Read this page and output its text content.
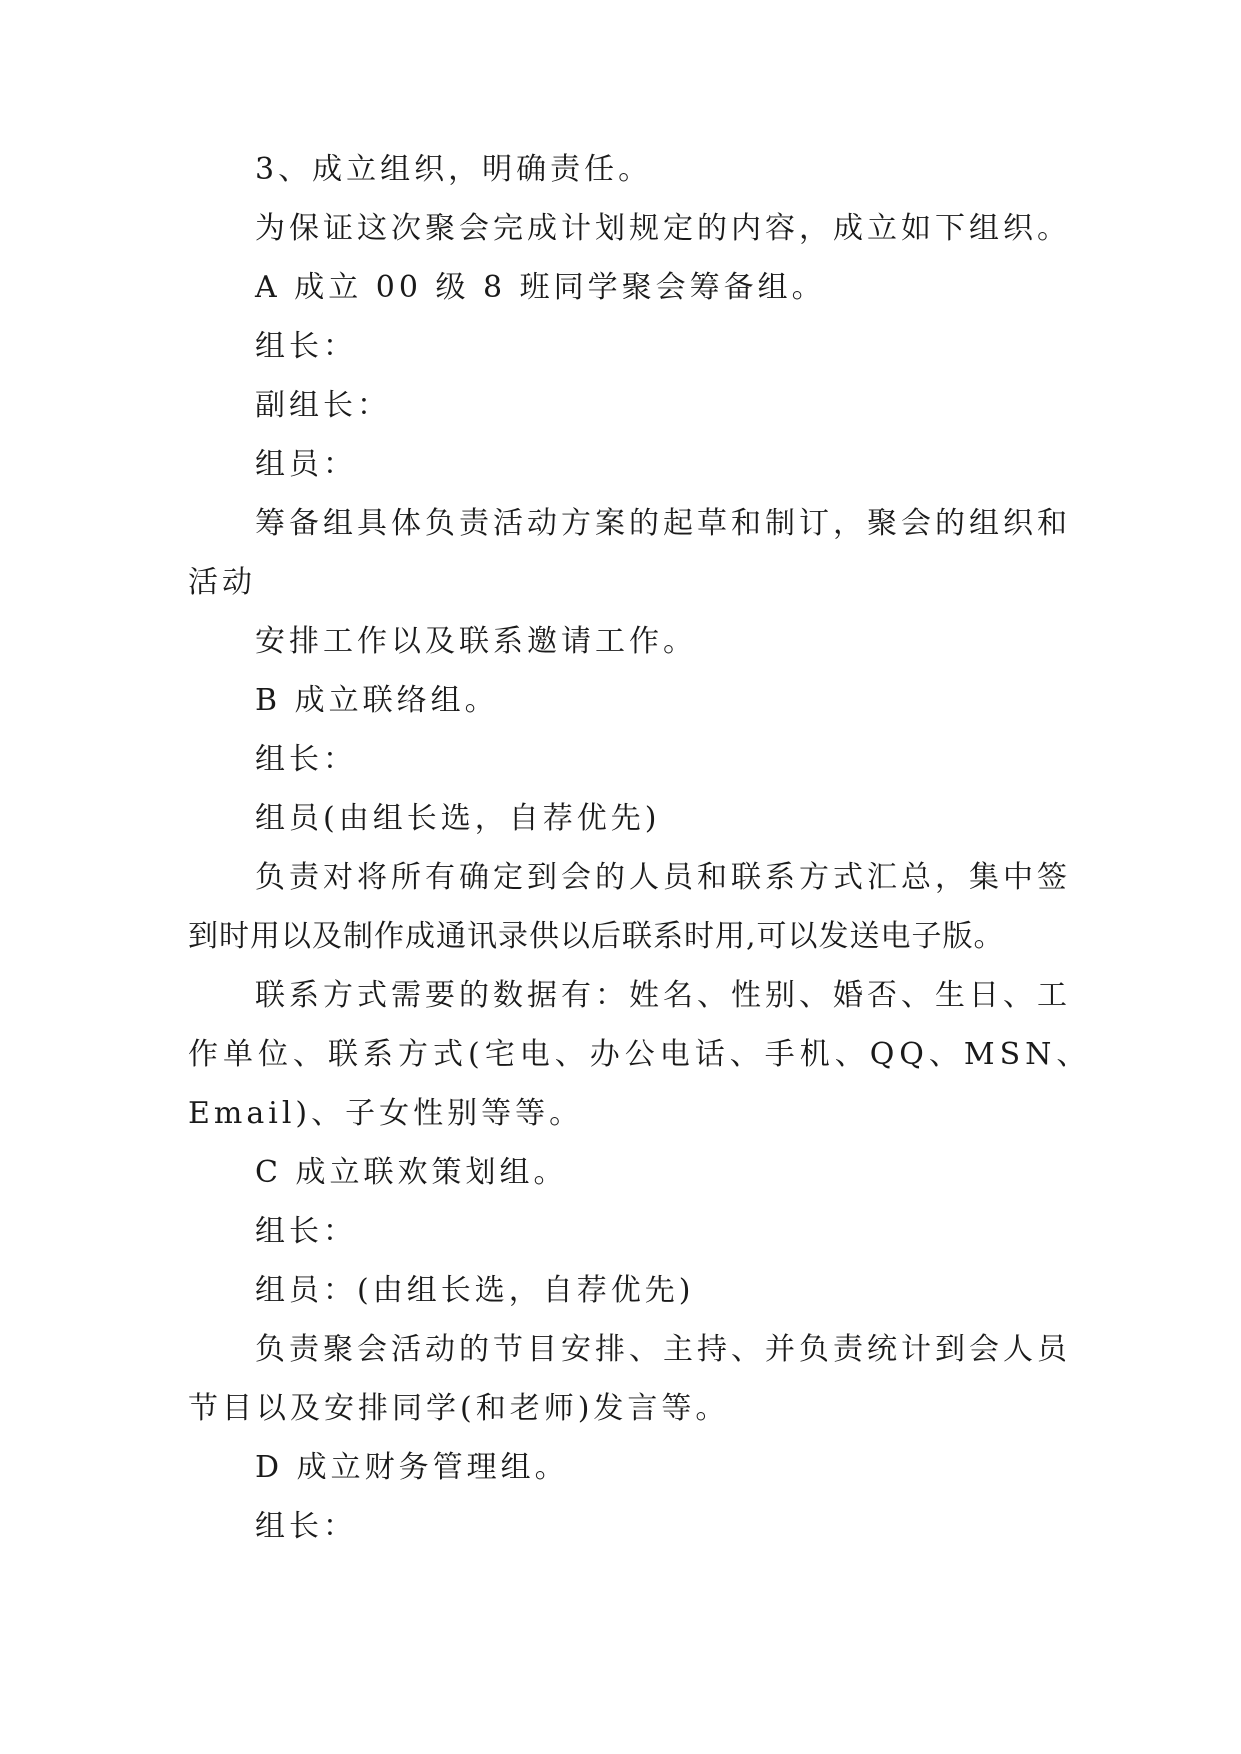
3、成立组织，明确责任。
为保证这次聚会完成计划规定的内容，成立如下组织。
A 成立 00 级 8 班同学聚会筹备组。
组长：
副组长：
组员：
筹备组具体负责活动方案的起草和制订，聚会的组织和
活动
安排工作以及联系邀请工作。
B 成立联络组。
组长：
组员(由组长选，自荐优先)
负责对将所有确定到会的人员和联系方式汇总，集中签
到时用以及制作成通讯录供以后联系时用,可以发送电子版。
联系方式需要的数据有：姓名、性别、婚否、生日、工
作单位、联系方式(宅电、办公电话、手机、QQ、MSN、
Email)、子女性别等等。
C 成立联欢策划组。
组长：
组员：(由组长选，自荐优先)
负责聚会活动的节目安排、主持、并负责统计到会人员
节目以及安排同学(和老师)发言等。
D 成立财务管理组。
组长：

=-=-=

Work to do> Drop the images and repeat the data exactly.

The result>
Read this page and output its text content.
3、成立组织，明确责任。
为保证这次聚会完成计划规定的内容，成立如下组织。
A 成立 00 级 8 班同学聚会筹备组。
组长：
副组长：
组员：
筹备组具体负责活动方案的起草和制订，聚会的组织和
活动
安排工作以及联系邀请工作。
B 成立联络组。
组长：
组员(由组长选，自荐优先)
负责对将所有确定到会的人员和联系方式汇总，集中签
到时用以及制作成通讯录供以后联系时用,可以发送电子版。
联系方式需要的数据有：姓名、性别、婚否、生日、工
作单位、联系方式(宅电、办公电话、手机、QQ、MSN、
Email)、子女性别等等。
C 成立联欢策划组。
组长：
组员：(由组长选，自荐优先)
负责聚会活动的节目安排、主持、并负责统计到会人员
节目以及安排同学(和老师)发言等。
D 成立财务管理组。
组长：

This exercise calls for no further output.